> [Selected text]
>> begin

# FS, 27+ and 250w = Wow :)



## uhoh7 (May 5, 2008)

My Haibike All Mountain Plus actually showed up 

DSC09285 by unoh7, on Flickr

After some negative reviews of other Haibikes here and at another site, I was wondering how it would be, for real.

DSC09287 by unoh7, on Flickr

Certainly does not remind me of any of the reviews, but to be fair those bikes were not 27 Plus.

Nice stiff frame, no wobbles. Best suspension I have felt on any kind of MTB. It has to be a combination of the tires and nice beefy Lyric forks, which are good, but not quite as plush as the monarch RT in back.

The diameter of 27 plus seems bigger than 29r tires. The front is so big, you all most feel like its a cushy cartoon 

Trail handling is simply unbelievable. My reference is a Mojo SL with 2.4s mounted, which is now dated I know, but still a nice cross country bike. On the other end of the spectrum I have some backcountry motos. Both Enduro and trials modified for long range. It's nothing like them, no matter what you do.

But bikepath or ST, the 27 plus and whatever the geo is, it is incredibly predictable and forgiving. 30mph on a bike path is rock solid.

>> end

> [Available data]
>> begin

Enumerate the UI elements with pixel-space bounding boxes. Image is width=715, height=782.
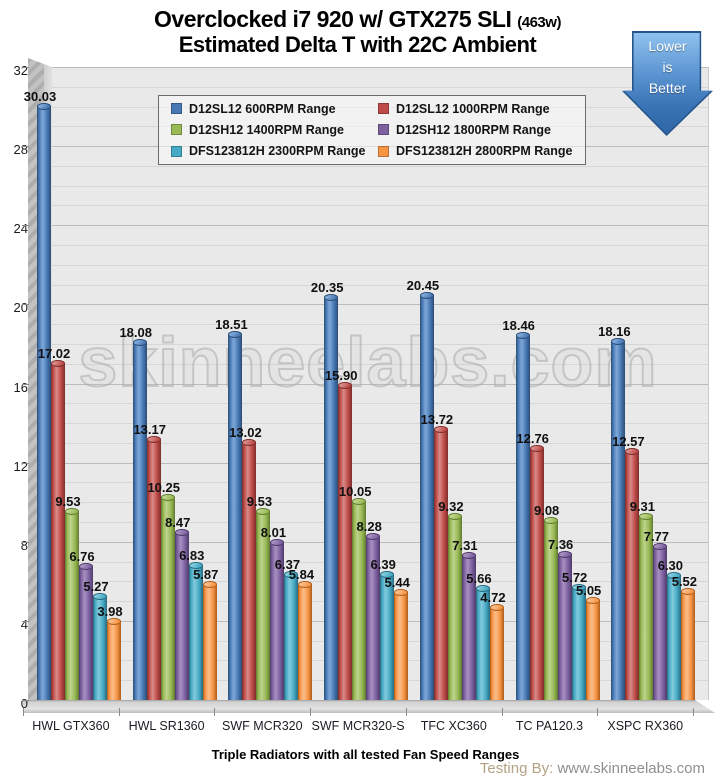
x-axis-tick (693, 708, 695, 716)
x-axis-tick (214, 708, 216, 716)
footer: Testing By: www.skinneelabs.com (480, 760, 705, 777)
gridline (52, 343, 708, 345)
legend-swatch-icon (171, 124, 182, 136)
x-axis-tick (501, 708, 503, 716)
gridline (52, 284, 708, 286)
arrow-text-line: Lower (648, 38, 687, 54)
gridline (52, 561, 708, 563)
y-axis-label: 20 (13, 300, 28, 316)
gridline (52, 324, 708, 326)
gridline (52, 245, 708, 247)
gridline (52, 225, 708, 227)
x-axis-tick (597, 708, 599, 716)
y-axis-tick (22, 700, 29, 701)
y-axis-tick (22, 67, 29, 68)
x-axis-label: SWF MCR320 (222, 719, 303, 733)
x-axis-tick (310, 708, 312, 716)
arrow-text-line: Better (648, 80, 687, 96)
gridline (52, 660, 708, 662)
legend-swatch-icon (378, 103, 389, 115)
y-axis-label: 8 (20, 537, 28, 553)
x-axis-tick (118, 708, 120, 716)
gridline (52, 462, 708, 464)
y-axis-tick (22, 620, 29, 622)
gridline (52, 264, 708, 266)
chart-3d-floor (23, 700, 715, 713)
x-axis-label: XSPC RX360 (607, 719, 684, 733)
legend-item: D12SH12 1800RPM Range (378, 123, 585, 137)
legend-label: D12SL12 1000RPM Range (396, 101, 550, 116)
x-axis-title: Triple Radiators with all tested Fan Spe… (211, 747, 520, 762)
lower-is-better-arrow: Lower is Better (622, 31, 713, 136)
footer-url: www.skinneelabs.com (557, 760, 705, 777)
gridline (52, 423, 708, 425)
wall-face (44, 58, 52, 713)
x-axis-tick (405, 708, 407, 716)
gridline (52, 205, 708, 207)
y-axis-label: 16 (13, 379, 28, 395)
arrow-text: Lower is Better (622, 36, 713, 99)
gridline (52, 601, 708, 603)
legend-item: DFS123812H 2300RPM Range (171, 144, 378, 158)
legend-item: D12SH12 1400RPM Range (171, 123, 378, 137)
legend-swatch-icon (171, 103, 182, 115)
y-axis-label: 32 (13, 63, 28, 78)
y-axis-tick (22, 304, 29, 306)
gridline (52, 620, 708, 622)
y-axis-tick (22, 146, 29, 148)
x-axis-label: SWF MCR320-S (311, 719, 405, 733)
chart-subtitle: Estimated Delta T with 22C Ambient (178, 32, 537, 57)
legend-label: D12SL12 600RPM Range (189, 101, 336, 116)
gridline (52, 67, 708, 68)
y-axis-label: 24 (13, 221, 28, 237)
arrow-text-line: is (662, 59, 673, 75)
legend: D12SL12 600RPM Range D12SL12 1000RPM Rang… (158, 95, 586, 165)
gridline (52, 482, 708, 484)
gridline (52, 185, 708, 187)
gridline (52, 165, 708, 167)
footer-testing-by: Testing By: (479, 760, 554, 777)
gridline (52, 680, 708, 682)
x-axis-label: HWL GTX360 (32, 719, 110, 733)
gridline (52, 502, 708, 504)
legend-label: D12SH12 1800RPM Range (396, 122, 551, 137)
legend-swatch-icon (378, 124, 389, 136)
legend-label: DFS123812H 2800RPM Range (396, 144, 573, 159)
legend-label: DFS123812H 2300RPM Range (189, 144, 366, 159)
gridline (52, 581, 708, 583)
legend-swatch-icon (378, 145, 389, 157)
wall-hatch (28, 58, 44, 713)
y-axis-label: 0 (20, 696, 28, 711)
x-axis-label: TFC XC360 (420, 719, 487, 733)
gridline (52, 640, 708, 642)
y-axis-label: 28 (13, 142, 28, 158)
gridline (52, 86, 708, 88)
legend-item: D12SL12 600RPM Range (171, 102, 378, 116)
y-axis-tick (22, 541, 29, 543)
y-axis-label: 4 (20, 616, 28, 632)
legend-swatch-icon (171, 145, 182, 157)
chart-3d-wall (28, 58, 52, 713)
gridline (52, 383, 708, 385)
x-axis-label: HWL SR1360 (128, 719, 205, 733)
gridline (52, 363, 708, 365)
gridline (52, 304, 708, 306)
legend-label: D12SH12 1400RPM Range (189, 122, 344, 137)
chart-title: Overclocked i7 920 w/ GTX275 SLI (463w) (0, 6, 715, 33)
gridline (52, 442, 708, 444)
legend-item: DFS123812H 2800RPM Range (378, 144, 585, 158)
chart-title-main: Overclocked i7 920 w/ GTX275 SLI (154, 6, 512, 32)
x-axis-label: TC PA120.3 (515, 719, 584, 733)
gridline (52, 403, 708, 405)
chart-title-suffix: (463w) (517, 14, 561, 31)
y-axis-tick (22, 225, 29, 227)
y-axis-tick (22, 462, 29, 464)
y-axis-label: 12 (13, 458, 28, 474)
gridline (52, 521, 708, 523)
legend-item: D12SL12 1000RPM Range (378, 102, 585, 116)
gridline (52, 541, 708, 543)
y-axis-tick (22, 383, 29, 385)
x-axis-tick (23, 708, 24, 716)
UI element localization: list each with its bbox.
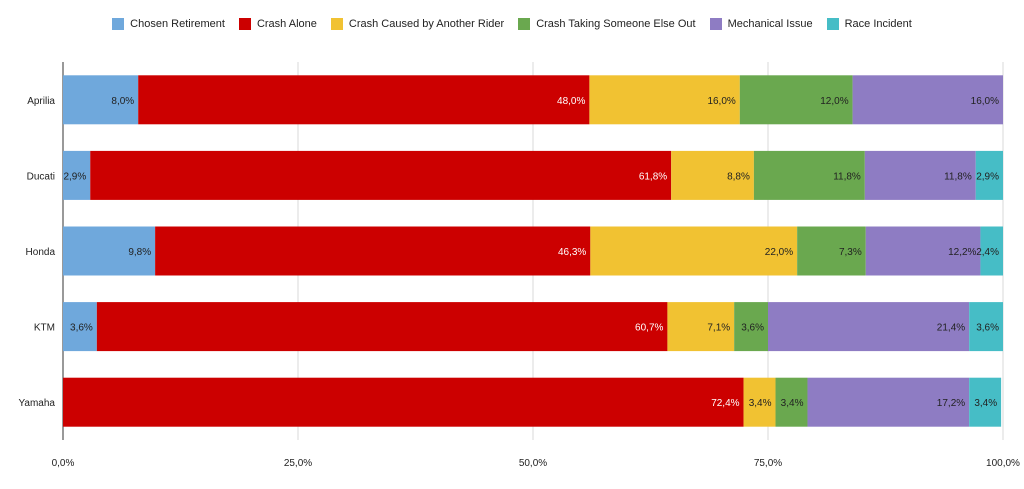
bar-segment xyxy=(864,150,976,200)
data-label: 12,0% xyxy=(820,96,848,107)
data-label: 11,8% xyxy=(833,171,861,182)
legend-swatch xyxy=(112,18,125,30)
bar-segment xyxy=(969,377,1002,427)
data-label: 12,2% xyxy=(948,247,976,258)
bar-segment xyxy=(768,302,970,352)
legend-label: Mechanical Issue xyxy=(727,18,813,30)
legend-label: Chosen Retirement xyxy=(130,18,225,30)
data-label: 3,4% xyxy=(781,398,804,409)
bar-segment xyxy=(63,377,744,427)
data-label: 9,8% xyxy=(128,247,151,258)
data-label: 11,8% xyxy=(944,171,972,182)
bar-segment xyxy=(63,75,139,125)
bar-segment xyxy=(980,226,1003,276)
legend-item[interactable]: Crash Alone xyxy=(238,18,317,30)
bar-segment xyxy=(797,226,866,276)
data-label: 3,6% xyxy=(976,323,999,334)
x-tick-label: 100,0% xyxy=(986,458,1020,469)
legend-item[interactable]: Crash Caused by Another Rider xyxy=(330,18,505,30)
data-label: 48,0% xyxy=(557,96,585,107)
bar-segment xyxy=(734,302,768,352)
bar-segment xyxy=(589,75,740,125)
bar-segment xyxy=(590,226,798,276)
data-label: 3,4% xyxy=(974,398,997,409)
legend-label: Race Incident xyxy=(844,18,912,30)
y-category-label: Aprilia xyxy=(27,96,55,107)
data-label: 60,7% xyxy=(635,323,663,334)
legend-label: Crash Alone xyxy=(256,18,317,30)
data-label: 22,0% xyxy=(765,247,793,258)
bar-segment xyxy=(63,302,97,352)
data-label: 21,4% xyxy=(937,323,965,334)
data-label: 16,0% xyxy=(707,96,735,107)
legend-swatch xyxy=(330,18,343,30)
data-label: 3,6% xyxy=(70,323,93,334)
bar-segment xyxy=(739,75,853,125)
data-label: 17,2% xyxy=(937,398,965,409)
bar-segment xyxy=(775,377,808,427)
bar-segment xyxy=(969,302,1003,352)
x-tick-label: 0,0% xyxy=(52,458,75,469)
data-label: 7,3% xyxy=(839,247,862,258)
bar-segment xyxy=(90,150,672,200)
x-tick-label: 50,0% xyxy=(519,458,547,469)
bar-segment xyxy=(865,226,981,276)
data-label: 7,1% xyxy=(707,323,730,334)
bar-segment xyxy=(753,150,865,200)
legend-label: Crash Caused by Another Rider xyxy=(348,18,505,30)
bar-segment xyxy=(975,150,1003,200)
x-tick-label: 25,0% xyxy=(284,458,312,469)
bar-segment xyxy=(852,75,1003,125)
legend-item[interactable]: Mechanical Issue xyxy=(709,18,813,30)
legend: Chosen Retirement Crash Alone Crash Caused… xyxy=(0,18,1024,30)
bar-segment xyxy=(667,302,735,352)
bar-segment xyxy=(743,377,776,427)
x-tick-label: 75,0% xyxy=(754,458,782,469)
data-label: 2,9% xyxy=(63,171,86,182)
bar-segment xyxy=(671,150,754,200)
data-label: 16,0% xyxy=(971,96,999,107)
data-label: 61,8% xyxy=(639,171,667,182)
data-label: 2,9% xyxy=(976,171,999,182)
data-label: 72,4% xyxy=(711,398,739,409)
bar-segment xyxy=(155,226,591,276)
legend-label: Crash Taking Someone Else Out xyxy=(536,18,696,30)
bar-segment xyxy=(807,377,970,427)
y-category-label: KTM xyxy=(34,323,55,334)
data-label: 3,6% xyxy=(741,323,764,334)
data-label: 8,0% xyxy=(111,96,134,107)
y-category-label: Honda xyxy=(26,247,56,258)
bar-segment xyxy=(96,302,668,352)
legend-item[interactable]: Chosen Retirement xyxy=(112,18,225,30)
bar-segment xyxy=(63,150,91,200)
legend-swatch xyxy=(826,18,839,30)
data-label: 46,3% xyxy=(558,247,586,258)
bar-segment xyxy=(138,75,590,125)
data-label: 2,4% xyxy=(976,247,999,258)
data-label: 3,4% xyxy=(749,398,772,409)
bar-segment xyxy=(63,226,156,276)
legend-swatch xyxy=(238,18,251,30)
legend-swatch xyxy=(709,18,722,30)
legend-swatch xyxy=(518,18,531,30)
legend-item[interactable]: Crash Taking Someone Else Out xyxy=(518,18,696,30)
y-category-label: Yamaha xyxy=(18,398,55,409)
data-label: 8,8% xyxy=(727,171,750,182)
y-category-label: Ducati xyxy=(27,171,55,182)
legend-item[interactable]: Race Incident xyxy=(826,18,912,30)
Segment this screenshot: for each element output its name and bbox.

>> end

> [Written instruction 1] Write out the passage of the Haibike forum post from "After some negative" up to and including "what you do.".
> [Written instruction 2] In the rows, rewrite the lines from the line with "x-axis-tick (693, 708, 695, 716)" up to and including the line with "x-axis-label: XSPC RX360 (607, 719, 684, 733)", changing "x-axis-tick" to "x-tick" and leaving everything else as it is. Return only those lines.

> [Task solution 1]
After some negative reviews of other Haibikes here and at another site, I was wondering how it would be, for real.

DSC09287 by unoh7, on Flickr

Certainly does not remind me of any of the reviews, but to be fair those bikes were not 27 Plus.

Nice stiff frame, no wobbles. Best suspension I have felt on any kind of MTB. It has to be a combination of the tires and nice beefy Lyric forks, which are good, but not quite as plush as the monarch RT in back.

The diameter of 27 plus seems bigger than 29r tires. The front is so big, you all most feel like its a cushy cartoon 

Trail handling is simply unbelievable. My reference is a Mojo SL with 2.4s mounted, which is now dated I know, but still a nice cross country bike. On the other end of the spectrum I have some backcountry motos. Both Enduro and trials modified for long range. It's nothing like them, no matter what you do.

> [Task solution 2]
x-tick (693, 708, 695, 716)
x-tick (214, 708, 216, 716)
footer: Testing By: www.skinneelabs.com (480, 760, 705, 777)
gridline (52, 343, 708, 345)
legend-swatch-icon (171, 124, 182, 136)
x-tick (501, 708, 503, 716)
gridline (52, 284, 708, 286)
arrow-text-line: Lower (648, 38, 687, 54)
gridline (52, 561, 708, 563)
y-axis-label: 20 (13, 300, 28, 316)
gridline (52, 324, 708, 326)
gridline (52, 245, 708, 247)
gridline (52, 225, 708, 227)
x-tick (597, 708, 599, 716)
y-axis-tick (22, 700, 29, 701)
y-axis-tick (22, 67, 29, 68)
x-axis-label: SWF MCR320 (222, 719, 303, 733)
x-tick (310, 708, 312, 716)
arrow-text-line: Better (648, 80, 687, 96)
gridline (52, 660, 708, 662)
legend-swatch-icon (378, 103, 389, 115)
y-axis-label: 8 (20, 537, 28, 553)
x-tick (118, 708, 120, 716)
gridline (52, 462, 708, 464)
y-axis-tick (22, 620, 29, 622)
gridline (52, 264, 708, 266)
chart-3d-floor (23, 700, 715, 713)
x-axis-label: XSPC RX360 (607, 719, 684, 733)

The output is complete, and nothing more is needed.